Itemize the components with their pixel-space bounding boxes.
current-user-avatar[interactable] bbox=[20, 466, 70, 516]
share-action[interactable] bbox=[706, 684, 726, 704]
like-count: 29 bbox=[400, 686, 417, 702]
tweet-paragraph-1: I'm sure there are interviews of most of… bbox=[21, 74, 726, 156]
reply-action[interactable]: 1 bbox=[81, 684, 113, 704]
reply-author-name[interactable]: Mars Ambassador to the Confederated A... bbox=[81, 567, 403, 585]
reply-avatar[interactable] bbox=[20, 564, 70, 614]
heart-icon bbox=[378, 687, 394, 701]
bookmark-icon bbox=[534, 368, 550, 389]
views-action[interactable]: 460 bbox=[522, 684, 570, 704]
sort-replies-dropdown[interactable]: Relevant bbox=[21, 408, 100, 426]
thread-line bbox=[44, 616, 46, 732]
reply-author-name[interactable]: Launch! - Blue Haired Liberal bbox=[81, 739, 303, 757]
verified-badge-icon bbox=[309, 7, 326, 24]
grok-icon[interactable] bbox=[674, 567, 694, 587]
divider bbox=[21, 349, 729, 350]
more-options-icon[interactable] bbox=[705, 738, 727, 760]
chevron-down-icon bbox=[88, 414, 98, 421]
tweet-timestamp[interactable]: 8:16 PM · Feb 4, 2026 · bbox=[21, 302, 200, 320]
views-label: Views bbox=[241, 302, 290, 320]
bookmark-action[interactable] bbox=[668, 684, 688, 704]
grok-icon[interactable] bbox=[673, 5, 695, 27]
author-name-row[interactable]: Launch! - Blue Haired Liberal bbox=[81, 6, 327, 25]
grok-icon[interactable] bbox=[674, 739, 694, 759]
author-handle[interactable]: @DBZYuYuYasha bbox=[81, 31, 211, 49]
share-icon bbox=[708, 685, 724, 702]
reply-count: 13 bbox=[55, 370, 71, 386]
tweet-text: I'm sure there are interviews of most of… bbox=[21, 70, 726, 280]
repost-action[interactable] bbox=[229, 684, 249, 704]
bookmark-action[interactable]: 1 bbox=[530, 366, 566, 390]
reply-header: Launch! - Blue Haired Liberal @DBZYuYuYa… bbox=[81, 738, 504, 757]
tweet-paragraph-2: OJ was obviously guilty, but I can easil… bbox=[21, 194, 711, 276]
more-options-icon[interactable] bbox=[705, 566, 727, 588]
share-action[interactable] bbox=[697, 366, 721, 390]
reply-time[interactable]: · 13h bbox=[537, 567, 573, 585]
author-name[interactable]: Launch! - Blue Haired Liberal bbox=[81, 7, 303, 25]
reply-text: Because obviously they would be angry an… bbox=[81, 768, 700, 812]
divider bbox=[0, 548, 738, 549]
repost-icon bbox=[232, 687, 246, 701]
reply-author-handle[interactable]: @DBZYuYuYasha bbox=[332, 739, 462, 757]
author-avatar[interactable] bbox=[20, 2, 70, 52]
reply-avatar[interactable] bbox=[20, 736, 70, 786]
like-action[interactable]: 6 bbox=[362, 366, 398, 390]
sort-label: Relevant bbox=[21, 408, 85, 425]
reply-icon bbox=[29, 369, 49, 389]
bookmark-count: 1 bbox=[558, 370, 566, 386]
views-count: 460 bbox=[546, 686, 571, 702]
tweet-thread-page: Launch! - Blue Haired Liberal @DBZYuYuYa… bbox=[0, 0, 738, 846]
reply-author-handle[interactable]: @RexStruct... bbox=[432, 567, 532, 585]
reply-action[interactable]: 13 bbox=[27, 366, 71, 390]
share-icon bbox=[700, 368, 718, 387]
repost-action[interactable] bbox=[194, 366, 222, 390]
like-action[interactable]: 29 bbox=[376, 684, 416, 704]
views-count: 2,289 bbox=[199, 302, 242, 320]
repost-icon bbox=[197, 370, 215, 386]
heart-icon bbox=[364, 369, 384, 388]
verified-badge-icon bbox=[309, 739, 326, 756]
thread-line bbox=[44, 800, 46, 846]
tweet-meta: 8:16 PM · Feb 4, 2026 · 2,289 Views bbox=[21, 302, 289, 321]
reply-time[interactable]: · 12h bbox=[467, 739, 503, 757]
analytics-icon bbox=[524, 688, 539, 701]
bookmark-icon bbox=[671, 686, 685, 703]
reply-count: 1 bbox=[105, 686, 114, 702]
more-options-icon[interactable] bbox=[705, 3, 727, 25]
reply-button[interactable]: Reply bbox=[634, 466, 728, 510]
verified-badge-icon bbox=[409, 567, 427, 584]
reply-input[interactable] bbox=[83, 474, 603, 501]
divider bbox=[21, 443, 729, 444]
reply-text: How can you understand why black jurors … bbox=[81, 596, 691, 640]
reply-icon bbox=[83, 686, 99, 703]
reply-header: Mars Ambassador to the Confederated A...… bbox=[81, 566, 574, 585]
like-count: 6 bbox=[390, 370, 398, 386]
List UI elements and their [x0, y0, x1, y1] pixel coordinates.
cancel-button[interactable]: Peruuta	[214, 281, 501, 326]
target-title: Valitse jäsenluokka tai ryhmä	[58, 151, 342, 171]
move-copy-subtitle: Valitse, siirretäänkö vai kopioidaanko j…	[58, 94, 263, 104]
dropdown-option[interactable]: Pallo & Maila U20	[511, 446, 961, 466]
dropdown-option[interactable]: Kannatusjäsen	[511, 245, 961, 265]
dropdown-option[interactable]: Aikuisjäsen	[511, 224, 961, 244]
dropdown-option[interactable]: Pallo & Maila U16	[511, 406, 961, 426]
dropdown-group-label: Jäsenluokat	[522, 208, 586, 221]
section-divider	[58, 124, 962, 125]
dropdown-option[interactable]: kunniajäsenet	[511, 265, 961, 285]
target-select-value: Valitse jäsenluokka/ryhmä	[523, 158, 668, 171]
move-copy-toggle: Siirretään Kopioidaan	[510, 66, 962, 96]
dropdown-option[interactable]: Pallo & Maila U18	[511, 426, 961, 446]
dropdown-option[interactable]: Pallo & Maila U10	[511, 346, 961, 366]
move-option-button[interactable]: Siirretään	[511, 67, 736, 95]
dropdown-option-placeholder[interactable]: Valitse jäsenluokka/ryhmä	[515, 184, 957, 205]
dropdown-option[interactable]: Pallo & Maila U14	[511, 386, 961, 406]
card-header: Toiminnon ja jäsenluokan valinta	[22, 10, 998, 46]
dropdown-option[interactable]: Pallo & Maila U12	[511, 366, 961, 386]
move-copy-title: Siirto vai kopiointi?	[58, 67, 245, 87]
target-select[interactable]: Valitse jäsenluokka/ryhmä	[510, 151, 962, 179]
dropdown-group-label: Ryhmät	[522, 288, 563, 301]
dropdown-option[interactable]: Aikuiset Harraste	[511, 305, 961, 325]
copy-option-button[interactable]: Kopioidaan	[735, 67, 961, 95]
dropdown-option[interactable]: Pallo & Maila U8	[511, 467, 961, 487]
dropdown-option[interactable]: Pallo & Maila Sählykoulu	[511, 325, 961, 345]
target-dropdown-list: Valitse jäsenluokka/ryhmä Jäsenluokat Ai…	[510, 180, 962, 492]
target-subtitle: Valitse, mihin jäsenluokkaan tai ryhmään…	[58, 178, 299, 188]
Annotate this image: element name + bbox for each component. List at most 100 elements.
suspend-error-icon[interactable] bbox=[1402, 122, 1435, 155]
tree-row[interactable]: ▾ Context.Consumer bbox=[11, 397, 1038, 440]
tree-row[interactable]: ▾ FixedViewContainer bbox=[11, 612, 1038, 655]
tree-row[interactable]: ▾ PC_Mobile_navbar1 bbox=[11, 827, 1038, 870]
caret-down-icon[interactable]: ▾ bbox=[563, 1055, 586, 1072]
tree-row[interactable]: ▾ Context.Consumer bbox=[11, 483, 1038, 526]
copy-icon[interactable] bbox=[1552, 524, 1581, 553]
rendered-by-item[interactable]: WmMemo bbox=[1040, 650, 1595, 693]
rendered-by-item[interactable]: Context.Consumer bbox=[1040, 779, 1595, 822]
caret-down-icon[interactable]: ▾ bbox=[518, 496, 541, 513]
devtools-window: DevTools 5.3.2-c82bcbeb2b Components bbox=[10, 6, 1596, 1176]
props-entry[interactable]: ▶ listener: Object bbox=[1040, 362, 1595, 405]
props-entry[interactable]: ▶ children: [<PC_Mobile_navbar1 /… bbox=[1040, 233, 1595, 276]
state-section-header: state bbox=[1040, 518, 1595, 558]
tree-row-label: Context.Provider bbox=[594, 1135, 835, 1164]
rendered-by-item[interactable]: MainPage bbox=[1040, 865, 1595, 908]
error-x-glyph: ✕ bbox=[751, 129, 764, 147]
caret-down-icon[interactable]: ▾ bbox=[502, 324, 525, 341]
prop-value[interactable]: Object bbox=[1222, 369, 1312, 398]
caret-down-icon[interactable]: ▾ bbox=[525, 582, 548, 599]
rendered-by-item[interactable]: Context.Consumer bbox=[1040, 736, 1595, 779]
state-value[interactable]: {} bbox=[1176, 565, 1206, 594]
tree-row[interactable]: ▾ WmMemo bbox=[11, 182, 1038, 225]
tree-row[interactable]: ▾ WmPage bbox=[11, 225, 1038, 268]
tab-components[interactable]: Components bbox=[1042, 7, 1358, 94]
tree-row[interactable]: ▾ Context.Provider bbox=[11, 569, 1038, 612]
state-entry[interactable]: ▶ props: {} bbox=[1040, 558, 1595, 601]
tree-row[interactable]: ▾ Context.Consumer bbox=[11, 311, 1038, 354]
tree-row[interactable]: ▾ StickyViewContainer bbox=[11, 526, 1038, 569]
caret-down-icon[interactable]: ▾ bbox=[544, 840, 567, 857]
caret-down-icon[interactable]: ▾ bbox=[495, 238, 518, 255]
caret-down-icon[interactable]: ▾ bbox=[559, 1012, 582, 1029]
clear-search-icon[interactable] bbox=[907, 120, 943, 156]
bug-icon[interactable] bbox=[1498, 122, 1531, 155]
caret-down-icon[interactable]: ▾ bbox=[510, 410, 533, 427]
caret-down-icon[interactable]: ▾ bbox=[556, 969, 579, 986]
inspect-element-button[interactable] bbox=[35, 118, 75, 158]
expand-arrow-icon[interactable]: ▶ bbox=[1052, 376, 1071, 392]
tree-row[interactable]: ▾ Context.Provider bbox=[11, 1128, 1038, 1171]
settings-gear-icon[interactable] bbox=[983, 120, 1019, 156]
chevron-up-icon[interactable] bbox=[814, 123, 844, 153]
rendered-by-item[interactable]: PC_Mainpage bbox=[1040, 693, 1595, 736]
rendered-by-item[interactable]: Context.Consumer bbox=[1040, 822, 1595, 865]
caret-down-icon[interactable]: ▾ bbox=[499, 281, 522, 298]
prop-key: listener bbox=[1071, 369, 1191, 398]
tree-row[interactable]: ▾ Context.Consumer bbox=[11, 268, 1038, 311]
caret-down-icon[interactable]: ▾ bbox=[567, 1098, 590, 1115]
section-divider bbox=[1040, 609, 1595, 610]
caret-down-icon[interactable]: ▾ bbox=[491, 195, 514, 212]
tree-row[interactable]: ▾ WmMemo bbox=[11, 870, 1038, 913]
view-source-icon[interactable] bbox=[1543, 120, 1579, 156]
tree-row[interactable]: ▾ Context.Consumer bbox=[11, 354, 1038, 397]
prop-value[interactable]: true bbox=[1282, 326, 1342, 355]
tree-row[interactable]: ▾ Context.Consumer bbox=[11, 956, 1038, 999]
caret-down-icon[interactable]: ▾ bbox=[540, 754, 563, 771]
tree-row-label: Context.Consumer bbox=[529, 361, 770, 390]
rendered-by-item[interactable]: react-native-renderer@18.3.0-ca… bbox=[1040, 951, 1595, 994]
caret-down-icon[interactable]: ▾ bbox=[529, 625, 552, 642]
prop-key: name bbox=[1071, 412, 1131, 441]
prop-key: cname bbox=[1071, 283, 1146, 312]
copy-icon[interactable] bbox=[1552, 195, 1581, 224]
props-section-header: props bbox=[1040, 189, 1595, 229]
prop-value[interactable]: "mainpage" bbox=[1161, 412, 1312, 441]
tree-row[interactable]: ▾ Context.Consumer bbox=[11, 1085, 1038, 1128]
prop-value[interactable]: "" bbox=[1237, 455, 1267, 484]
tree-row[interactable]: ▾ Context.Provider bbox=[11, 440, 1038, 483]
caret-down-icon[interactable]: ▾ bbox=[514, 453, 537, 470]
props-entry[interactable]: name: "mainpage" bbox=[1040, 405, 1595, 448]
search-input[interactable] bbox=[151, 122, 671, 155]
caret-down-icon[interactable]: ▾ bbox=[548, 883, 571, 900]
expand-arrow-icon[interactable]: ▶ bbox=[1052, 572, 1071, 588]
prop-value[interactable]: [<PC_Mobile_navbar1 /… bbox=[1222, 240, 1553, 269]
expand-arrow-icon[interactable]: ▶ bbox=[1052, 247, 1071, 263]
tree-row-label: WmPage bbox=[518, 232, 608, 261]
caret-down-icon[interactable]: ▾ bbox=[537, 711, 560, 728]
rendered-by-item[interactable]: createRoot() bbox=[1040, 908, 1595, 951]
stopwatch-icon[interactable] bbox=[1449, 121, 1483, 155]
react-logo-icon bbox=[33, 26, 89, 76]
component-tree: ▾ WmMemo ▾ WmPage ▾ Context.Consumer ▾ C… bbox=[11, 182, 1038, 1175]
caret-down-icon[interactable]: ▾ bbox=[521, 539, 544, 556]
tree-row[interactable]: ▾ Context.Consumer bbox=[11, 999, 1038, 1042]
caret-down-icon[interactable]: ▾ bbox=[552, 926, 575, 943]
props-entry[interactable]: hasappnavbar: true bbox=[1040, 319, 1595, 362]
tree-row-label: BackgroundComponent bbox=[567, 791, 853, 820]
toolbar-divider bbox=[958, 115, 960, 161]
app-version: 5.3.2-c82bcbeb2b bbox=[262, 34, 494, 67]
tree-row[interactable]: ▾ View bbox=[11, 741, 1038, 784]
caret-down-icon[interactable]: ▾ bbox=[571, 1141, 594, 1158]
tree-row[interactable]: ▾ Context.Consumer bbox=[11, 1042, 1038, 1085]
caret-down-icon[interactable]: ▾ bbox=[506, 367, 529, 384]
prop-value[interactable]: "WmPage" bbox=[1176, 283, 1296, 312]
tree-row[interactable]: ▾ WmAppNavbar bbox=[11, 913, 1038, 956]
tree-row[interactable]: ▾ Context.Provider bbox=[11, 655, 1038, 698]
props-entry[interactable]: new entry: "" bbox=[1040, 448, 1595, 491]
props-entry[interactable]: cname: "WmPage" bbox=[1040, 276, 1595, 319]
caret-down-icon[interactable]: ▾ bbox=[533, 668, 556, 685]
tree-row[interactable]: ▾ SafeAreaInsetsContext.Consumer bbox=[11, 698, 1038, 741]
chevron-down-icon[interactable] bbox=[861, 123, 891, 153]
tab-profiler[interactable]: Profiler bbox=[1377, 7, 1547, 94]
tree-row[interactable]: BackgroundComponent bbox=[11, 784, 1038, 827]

§ EXERCISE TASK: Please write out again the stretch of the entries from their first line through the line containing "bookmark-action[interactable]: 1 bbox=[530, 366, 566, 390]", keeping every character the same.

§ SOLUTION BELOW:
Itemize the components with their pixel-space bounding boxes.
current-user-avatar[interactable] bbox=[20, 466, 70, 516]
share-action[interactable] bbox=[706, 684, 726, 704]
like-count: 29 bbox=[400, 686, 417, 702]
tweet-paragraph-1: I'm sure there are interviews of most of… bbox=[21, 74, 726, 156]
reply-action[interactable]: 1 bbox=[81, 684, 113, 704]
reply-author-name[interactable]: Mars Ambassador to the Confederated A... bbox=[81, 567, 403, 585]
reply-avatar[interactable] bbox=[20, 564, 70, 614]
heart-icon bbox=[378, 687, 394, 701]
bookmark-icon bbox=[534, 368, 550, 389]
views-action[interactable]: 460 bbox=[522, 684, 570, 704]
sort-replies-dropdown[interactable]: Relevant bbox=[21, 408, 100, 426]
thread-line bbox=[44, 616, 46, 732]
reply-author-name[interactable]: Launch! - Blue Haired Liberal bbox=[81, 739, 303, 757]
verified-badge-icon bbox=[309, 7, 326, 24]
grok-icon[interactable] bbox=[674, 567, 694, 587]
divider bbox=[21, 349, 729, 350]
more-options-icon[interactable] bbox=[705, 738, 727, 760]
chevron-down-icon bbox=[88, 414, 98, 421]
tweet-timestamp[interactable]: 8:16 PM · Feb 4, 2026 · bbox=[21, 302, 200, 320]
views-label: Views bbox=[241, 302, 290, 320]
bookmark-action[interactable] bbox=[668, 684, 688, 704]
grok-icon[interactable] bbox=[673, 5, 695, 27]
author-name-row[interactable]: Launch! - Blue Haired Liberal bbox=[81, 6, 327, 25]
grok-icon[interactable] bbox=[674, 739, 694, 759]
author-handle[interactable]: @DBZYuYuYasha bbox=[81, 31, 211, 49]
share-icon bbox=[708, 685, 724, 702]
reply-count: 13 bbox=[55, 370, 71, 386]
tweet-text: I'm sure there are interviews of most of… bbox=[21, 70, 726, 280]
repost-action[interactable] bbox=[229, 684, 249, 704]
bookmark-action[interactable]: 1 bbox=[530, 366, 566, 390]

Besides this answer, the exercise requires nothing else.